[Given data Boundary: Start]

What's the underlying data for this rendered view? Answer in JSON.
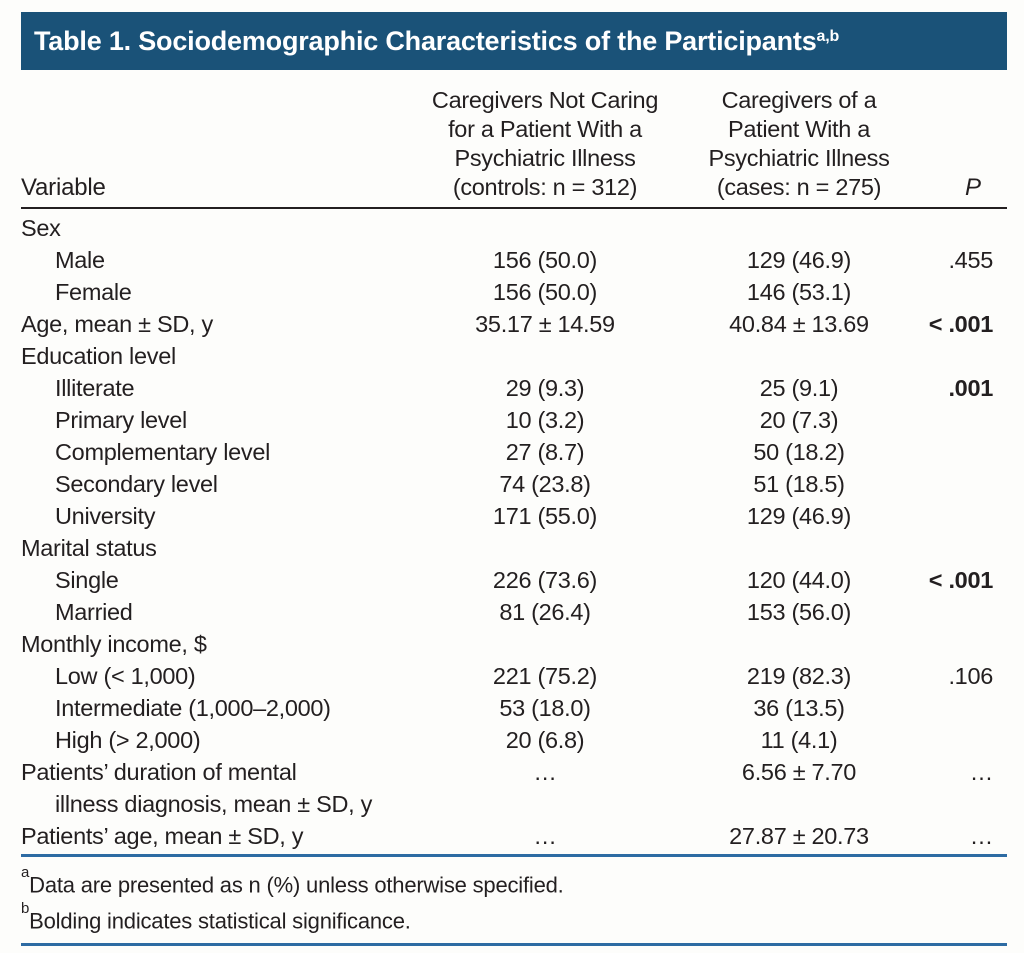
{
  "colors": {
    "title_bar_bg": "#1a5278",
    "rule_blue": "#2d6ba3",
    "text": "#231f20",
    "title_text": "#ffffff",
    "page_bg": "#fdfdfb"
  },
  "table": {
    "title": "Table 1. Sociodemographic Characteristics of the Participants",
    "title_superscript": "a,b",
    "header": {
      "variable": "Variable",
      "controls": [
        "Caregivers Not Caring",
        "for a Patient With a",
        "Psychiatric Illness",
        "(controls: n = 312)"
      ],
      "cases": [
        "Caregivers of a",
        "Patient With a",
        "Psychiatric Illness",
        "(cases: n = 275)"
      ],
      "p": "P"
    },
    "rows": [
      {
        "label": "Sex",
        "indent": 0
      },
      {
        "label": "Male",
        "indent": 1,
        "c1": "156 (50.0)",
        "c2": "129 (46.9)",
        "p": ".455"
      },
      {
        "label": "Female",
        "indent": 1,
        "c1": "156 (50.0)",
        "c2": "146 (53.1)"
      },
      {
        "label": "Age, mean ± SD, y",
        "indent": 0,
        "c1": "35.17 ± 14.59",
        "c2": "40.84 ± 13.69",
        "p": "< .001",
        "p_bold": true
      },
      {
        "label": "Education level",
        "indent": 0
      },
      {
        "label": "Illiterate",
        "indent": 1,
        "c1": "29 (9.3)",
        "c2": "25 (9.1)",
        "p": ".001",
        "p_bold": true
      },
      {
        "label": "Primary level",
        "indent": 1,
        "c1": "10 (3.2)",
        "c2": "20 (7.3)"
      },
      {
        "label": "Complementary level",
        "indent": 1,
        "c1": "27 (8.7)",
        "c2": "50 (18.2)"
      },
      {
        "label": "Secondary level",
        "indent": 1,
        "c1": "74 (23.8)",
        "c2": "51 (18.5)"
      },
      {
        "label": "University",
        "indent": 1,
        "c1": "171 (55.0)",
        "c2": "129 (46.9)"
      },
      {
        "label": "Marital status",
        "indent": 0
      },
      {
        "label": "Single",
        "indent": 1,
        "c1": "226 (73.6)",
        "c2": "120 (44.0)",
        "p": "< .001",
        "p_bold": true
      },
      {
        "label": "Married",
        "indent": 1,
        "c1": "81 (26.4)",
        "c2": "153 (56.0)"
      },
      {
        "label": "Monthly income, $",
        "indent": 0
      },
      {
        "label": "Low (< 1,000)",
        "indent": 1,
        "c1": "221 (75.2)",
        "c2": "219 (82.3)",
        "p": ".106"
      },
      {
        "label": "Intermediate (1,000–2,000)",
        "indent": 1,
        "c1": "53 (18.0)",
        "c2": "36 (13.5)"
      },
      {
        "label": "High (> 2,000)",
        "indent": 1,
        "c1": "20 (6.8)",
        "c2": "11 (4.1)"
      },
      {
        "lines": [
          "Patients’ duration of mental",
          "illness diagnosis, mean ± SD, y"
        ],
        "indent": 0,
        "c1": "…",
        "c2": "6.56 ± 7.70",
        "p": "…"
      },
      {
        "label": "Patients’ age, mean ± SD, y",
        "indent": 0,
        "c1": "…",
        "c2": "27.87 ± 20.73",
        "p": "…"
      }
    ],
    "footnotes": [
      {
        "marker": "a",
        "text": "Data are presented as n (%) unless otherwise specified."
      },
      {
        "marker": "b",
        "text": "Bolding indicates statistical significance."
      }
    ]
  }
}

[Given data Boundary: End]

Activity: Examine the records and pull out every line where the string "Caregivers" occurs.

Final answer:
        "Caregivers Not Caring",
        "Caregivers of a",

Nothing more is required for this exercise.